Which lines have the string "Aging"? Copy all of them from the entries below.

--- Data provided ---

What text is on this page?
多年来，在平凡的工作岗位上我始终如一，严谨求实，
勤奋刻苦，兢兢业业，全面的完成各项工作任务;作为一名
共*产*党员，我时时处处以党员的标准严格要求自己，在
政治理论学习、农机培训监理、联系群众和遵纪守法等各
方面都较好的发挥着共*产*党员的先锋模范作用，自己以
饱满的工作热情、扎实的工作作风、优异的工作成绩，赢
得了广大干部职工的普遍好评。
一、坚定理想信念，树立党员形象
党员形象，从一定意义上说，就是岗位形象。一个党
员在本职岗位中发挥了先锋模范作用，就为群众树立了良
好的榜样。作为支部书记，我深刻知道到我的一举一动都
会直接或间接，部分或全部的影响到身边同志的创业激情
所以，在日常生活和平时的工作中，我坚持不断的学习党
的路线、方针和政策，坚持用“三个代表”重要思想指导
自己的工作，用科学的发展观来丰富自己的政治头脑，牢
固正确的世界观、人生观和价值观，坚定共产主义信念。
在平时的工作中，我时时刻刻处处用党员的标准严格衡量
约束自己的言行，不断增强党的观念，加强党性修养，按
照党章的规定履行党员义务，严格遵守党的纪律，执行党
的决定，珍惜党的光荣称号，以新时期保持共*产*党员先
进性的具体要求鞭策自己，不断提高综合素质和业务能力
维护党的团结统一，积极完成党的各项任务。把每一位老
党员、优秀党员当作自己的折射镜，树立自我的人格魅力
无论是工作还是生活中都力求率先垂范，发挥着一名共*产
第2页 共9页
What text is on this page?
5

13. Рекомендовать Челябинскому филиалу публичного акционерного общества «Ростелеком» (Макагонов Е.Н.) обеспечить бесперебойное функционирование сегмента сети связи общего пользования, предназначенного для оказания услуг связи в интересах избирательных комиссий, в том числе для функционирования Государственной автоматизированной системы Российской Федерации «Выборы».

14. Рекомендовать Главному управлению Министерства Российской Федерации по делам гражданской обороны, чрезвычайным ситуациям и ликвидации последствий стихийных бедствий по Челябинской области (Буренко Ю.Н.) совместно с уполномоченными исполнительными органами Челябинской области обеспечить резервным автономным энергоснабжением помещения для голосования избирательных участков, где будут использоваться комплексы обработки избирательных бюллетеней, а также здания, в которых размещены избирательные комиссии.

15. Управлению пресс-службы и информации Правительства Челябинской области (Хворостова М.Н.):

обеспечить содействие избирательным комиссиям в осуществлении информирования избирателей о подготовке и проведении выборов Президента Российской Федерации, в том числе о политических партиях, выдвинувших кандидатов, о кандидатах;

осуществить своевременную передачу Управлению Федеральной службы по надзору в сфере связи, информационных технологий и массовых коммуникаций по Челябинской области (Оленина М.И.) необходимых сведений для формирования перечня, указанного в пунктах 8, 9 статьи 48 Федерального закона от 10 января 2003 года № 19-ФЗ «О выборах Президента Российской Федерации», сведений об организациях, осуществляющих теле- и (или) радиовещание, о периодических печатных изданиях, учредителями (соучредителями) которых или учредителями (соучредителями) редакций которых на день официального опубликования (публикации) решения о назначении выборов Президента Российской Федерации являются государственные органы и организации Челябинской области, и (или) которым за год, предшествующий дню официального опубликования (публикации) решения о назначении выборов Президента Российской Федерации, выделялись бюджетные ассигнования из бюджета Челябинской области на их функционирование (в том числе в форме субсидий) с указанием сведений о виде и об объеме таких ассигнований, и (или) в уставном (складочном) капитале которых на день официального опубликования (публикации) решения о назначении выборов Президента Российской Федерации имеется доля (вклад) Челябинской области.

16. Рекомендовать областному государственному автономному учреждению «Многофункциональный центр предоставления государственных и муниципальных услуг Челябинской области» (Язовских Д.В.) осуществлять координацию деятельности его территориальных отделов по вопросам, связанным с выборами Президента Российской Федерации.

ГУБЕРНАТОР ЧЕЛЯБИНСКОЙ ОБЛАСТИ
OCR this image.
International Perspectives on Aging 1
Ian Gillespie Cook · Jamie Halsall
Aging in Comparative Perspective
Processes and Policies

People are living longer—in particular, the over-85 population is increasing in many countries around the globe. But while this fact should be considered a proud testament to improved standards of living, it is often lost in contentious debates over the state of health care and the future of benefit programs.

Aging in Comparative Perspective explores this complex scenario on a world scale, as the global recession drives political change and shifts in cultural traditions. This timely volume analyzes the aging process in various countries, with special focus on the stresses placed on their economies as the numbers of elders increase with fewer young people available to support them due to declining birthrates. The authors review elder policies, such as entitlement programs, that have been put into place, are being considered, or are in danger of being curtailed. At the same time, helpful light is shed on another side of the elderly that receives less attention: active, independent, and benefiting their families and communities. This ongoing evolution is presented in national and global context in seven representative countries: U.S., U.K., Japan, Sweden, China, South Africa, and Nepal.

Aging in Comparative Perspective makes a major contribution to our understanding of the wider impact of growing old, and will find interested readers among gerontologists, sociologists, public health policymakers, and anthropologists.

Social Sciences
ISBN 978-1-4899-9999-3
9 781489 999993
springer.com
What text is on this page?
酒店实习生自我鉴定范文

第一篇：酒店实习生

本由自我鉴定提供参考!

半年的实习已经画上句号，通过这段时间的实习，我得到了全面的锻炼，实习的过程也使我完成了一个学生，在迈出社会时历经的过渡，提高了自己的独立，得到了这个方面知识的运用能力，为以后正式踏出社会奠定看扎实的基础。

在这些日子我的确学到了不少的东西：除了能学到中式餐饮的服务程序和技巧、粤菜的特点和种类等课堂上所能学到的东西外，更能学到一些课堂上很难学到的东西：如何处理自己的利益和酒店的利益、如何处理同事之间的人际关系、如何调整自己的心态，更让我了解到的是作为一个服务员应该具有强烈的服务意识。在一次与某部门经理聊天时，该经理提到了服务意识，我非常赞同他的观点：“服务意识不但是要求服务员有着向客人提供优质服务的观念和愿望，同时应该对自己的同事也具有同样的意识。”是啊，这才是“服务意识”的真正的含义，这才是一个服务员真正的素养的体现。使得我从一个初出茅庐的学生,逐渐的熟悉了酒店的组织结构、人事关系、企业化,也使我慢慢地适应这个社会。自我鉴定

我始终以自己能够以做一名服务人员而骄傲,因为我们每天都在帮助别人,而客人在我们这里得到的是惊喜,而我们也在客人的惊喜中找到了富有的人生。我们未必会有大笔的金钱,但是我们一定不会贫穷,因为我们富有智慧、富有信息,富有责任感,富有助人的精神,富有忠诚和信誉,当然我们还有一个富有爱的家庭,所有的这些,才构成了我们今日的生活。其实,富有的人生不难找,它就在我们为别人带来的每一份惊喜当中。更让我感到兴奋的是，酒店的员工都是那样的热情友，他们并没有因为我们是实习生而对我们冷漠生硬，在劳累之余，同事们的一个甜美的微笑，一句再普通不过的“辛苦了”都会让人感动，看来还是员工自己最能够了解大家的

---

**Completed task:**
International Perspectives on Aging 1
Aging in Comparative Perspective
Aging in Comparative Perspective explores this complex scenario on a world scale, as the global recession drives political change and shifts in cultural traditions. This timely volume analyzes the aging process in various countries, with special focus on the stresses placed on their economies as the numbers of elders increase with fewer young people available to support them due to declining birthrates. The authors review elder policies, such as entitlement programs, that have been put into place, are being considered, or are in danger of being curtailed. At the same time, helpful light is shed on another side of the elderly that receives less attention: active, independent, and benefiting their families and communities. This ongoing evolution is presented in national and global context in seven representative countries: U.S., U.K., Japan, Sweden, China, South Africa, and Nepal.
Aging in Comparative Perspective makes a major contribution to our understanding of the wider impact of growing old, and will find interested readers among gerontologists, sociologists, public health policymakers, and anthropologists.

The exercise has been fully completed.